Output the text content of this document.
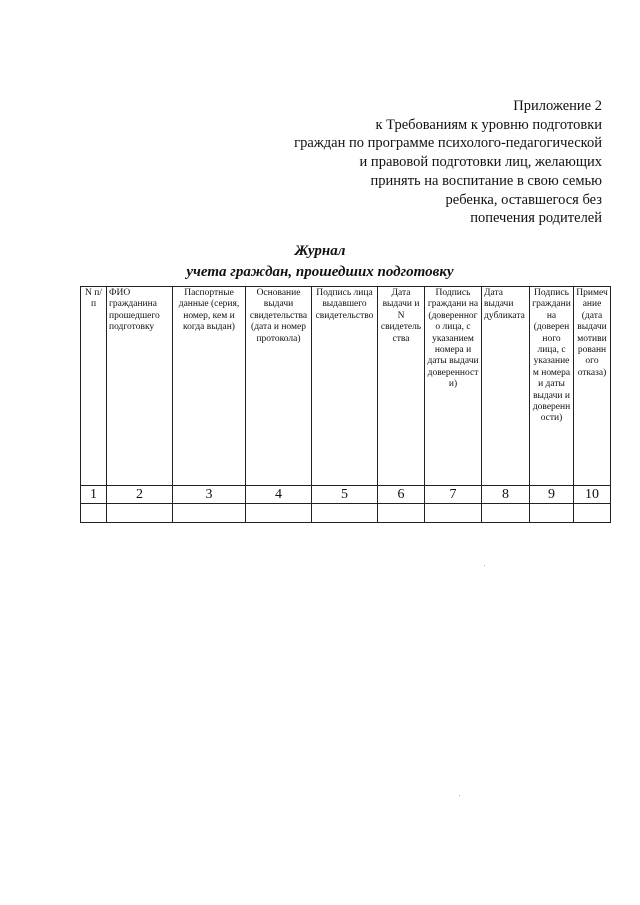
Приложение 2
к Требованиям к уровню подготовки
граждан по программе психолого-педагогической
и правовой подготовки лиц, желающих
принять на воспитание в свою семью
ребенка, оставшегося без
попечения родителей
Журнал
учета граждан, прошедших подготовку
N п/п	ФИО гражданина прошедшего подготовку	Паспортные данные (серия, номер, кем и когда выдан)	Основание выдачи свидетельства (дата и номер протокола)	Подпись лица выдавшего свидетельство	Дата выдачи и N свидетельства	Подпись граждани на (доверенного лица, с указанием номера и даты выдачи доверенности)	Дата выдачи дубликата	Подпись гражданина (доверенного лица, с указанием номера и даты выдачи и доверенности)	Примечание (дата выдачи мотивированного отказа)
1	2	3	4	5	6	7	8	9	10
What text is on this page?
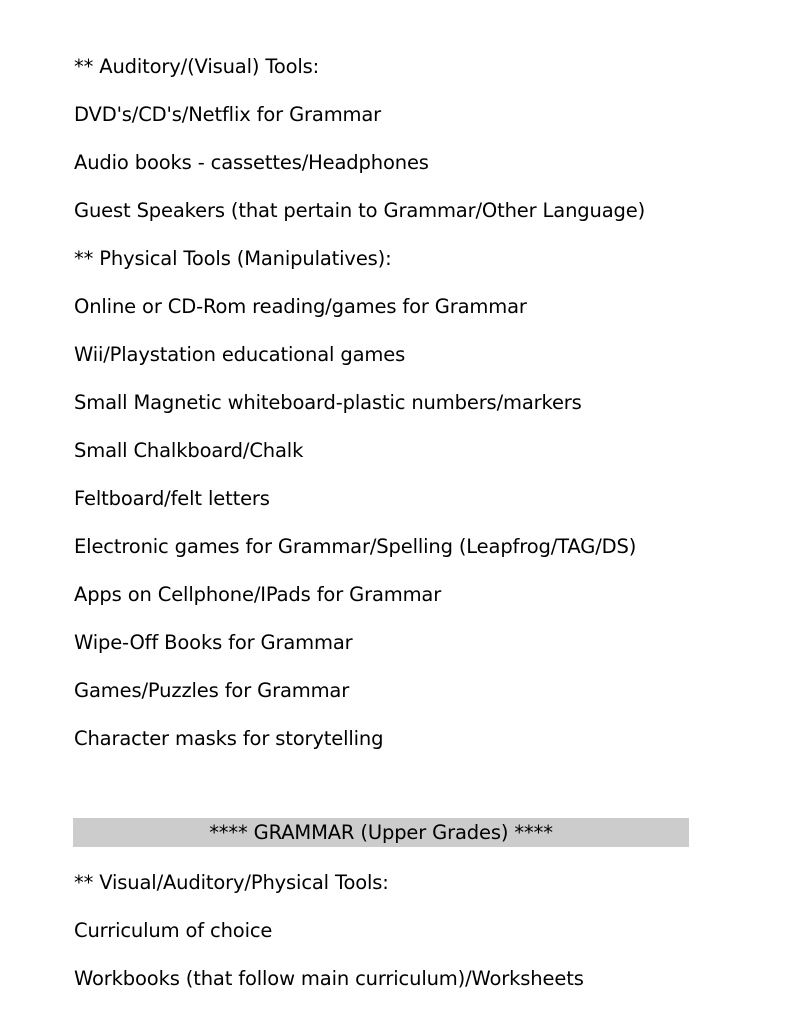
** Auditory/(Visual) Tools:
DVD's/CD's/Netflix for Grammar
Audio books - cassettes/Headphones
Guest Speakers (that pertain to Grammar/Other Language)
** Physical Tools (Manipulatives):
Online or CD-Rom reading/games for Grammar
Wii/Playstation educational games
Small Magnetic whiteboard-plastic numbers/markers
Small Chalkboard/Chalk
Feltboard/felt letters
Electronic games for Grammar/Spelling (Leapfrog/TAG/DS)
Apps on Cellphone/IPads for Grammar
Wipe-Off Books for Grammar
Games/Puzzles for Grammar
Character masks for storytelling
**** GRAMMAR (Upper Grades) ****
** Visual/Auditory/Physical Tools:
Curriculum of choice
Workbooks (that follow main curriculum)/Worksheets
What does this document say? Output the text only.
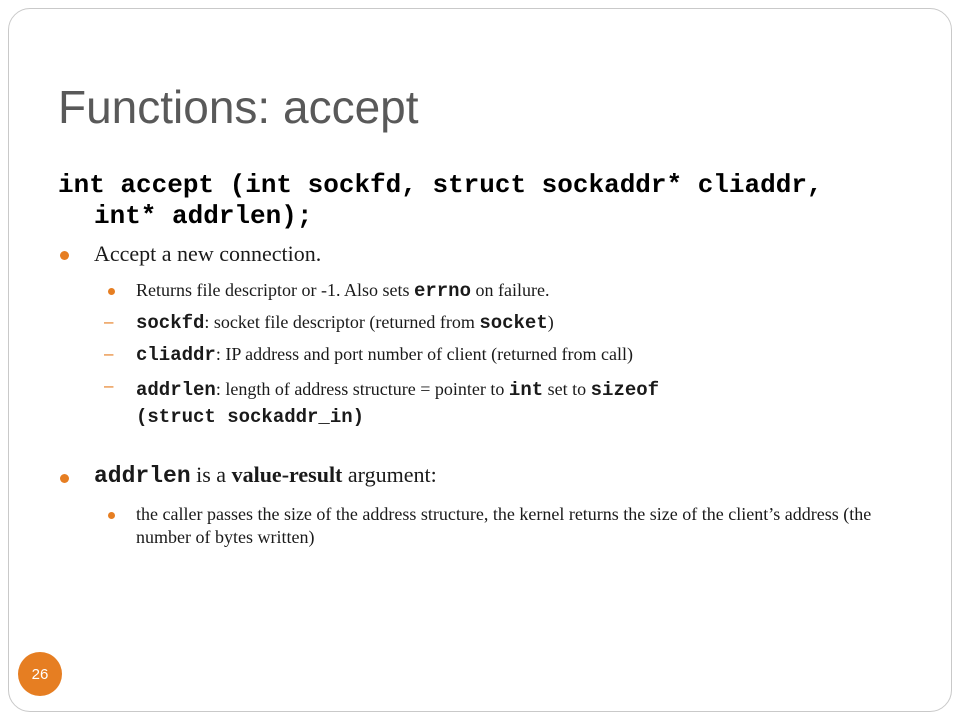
Functions: accept
int accept (int sockfd, struct sockaddr* cliaddr, int* addrlen);
Accept a new connection.
Returns file descriptor or -1. Also sets errno on failure.
– sockfd: socket file descriptor (returned from socket)
– cliaddr: IP address and port number of client (returned from call)
– addrlen: length of address structure = pointer to int set to sizeof
(struct sockaddr_in)
addrlen is a value-result argument:
the caller passes the size of the address structure, the kernel returns the size of the client’s address (the number of bytes written)
26
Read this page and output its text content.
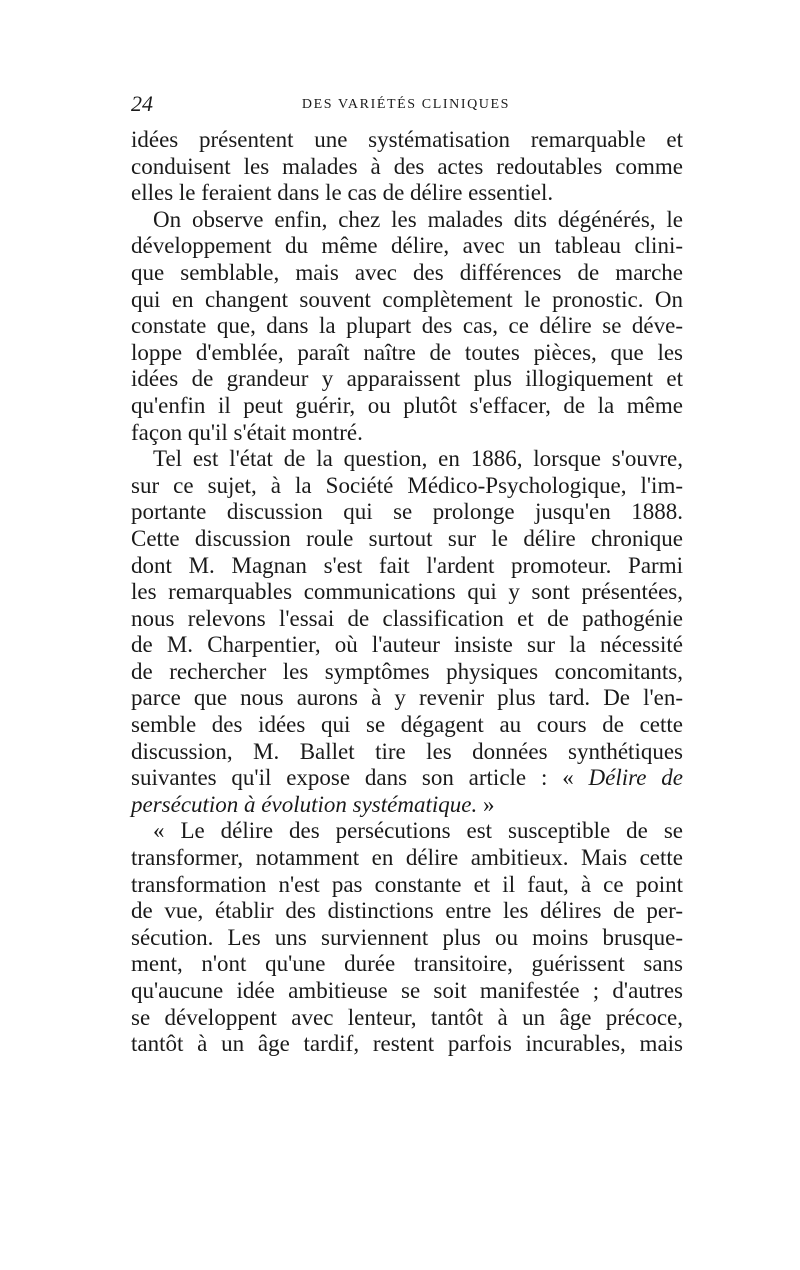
24	DES VARIÉTÉS CLINIQUES
idées présentent une systématisation remarquable et
conduisent les malades à des actes redoutables comme
elles le feraient dans le cas de délire essentiel.
On observe enfin, chez les malades dits dégénérés, le
développement du même délire, avec un tableau clini-
que semblable, mais avec des différences de marche
qui en changent souvent complètement le pronostic. On
constate que, dans la plupart des cas, ce délire se déve-
loppe d'emblée, paraît naître de toutes pièces, que les
idées de grandeur y apparaissent plus illogiquement et
qu'enfin il peut guérir, ou plutôt s'effacer, de la même
façon qu'il s'était montré.
Tel est l'état de la question, en 1886, lorsque s'ouvre,
sur ce sujet, à la Société Médico-Psychologique, l'im-
portante discussion qui se prolonge jusqu'en 1888.
Cette discussion roule surtout sur le délire chronique
dont M. Magnan s'est fait l'ardent promoteur. Parmi
les remarquables communications qui y sont présentées,
nous relevons l'essai de classification et de pathogénie
de M. Charpentier, où l'auteur insiste sur la nécessité
de rechercher les symptômes physiques concomitants,
parce que nous aurons à y revenir plus tard. De l'en-
semble des idées qui se dégagent au cours de cette
discussion, M. Ballet tire les données synthétiques
suivantes qu'il expose dans son article : « Délire de
persécution à évolution systématique. »
« Le délire des persécutions est susceptible de se
transformer, notamment en délire ambitieux. Mais cette
transformation n'est pas constante et il faut, à ce point
de vue, établir des distinctions entre les délires de per-
sécution. Les uns surviennent plus ou moins brusque-
ment, n'ont qu'une durée transitoire, guérissent sans
qu'aucune idée ambitieuse se soit manifestée ; d'autres
se développent avec lenteur, tantôt à un âge précoce,
tantôt à un âge tardif, restent parfois incurables, mais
----
Find all lines where the word "Auditory" appears. Copy them.

** Auditory/(Visual) Tools:
** Visual/Auditory/Physical Tools:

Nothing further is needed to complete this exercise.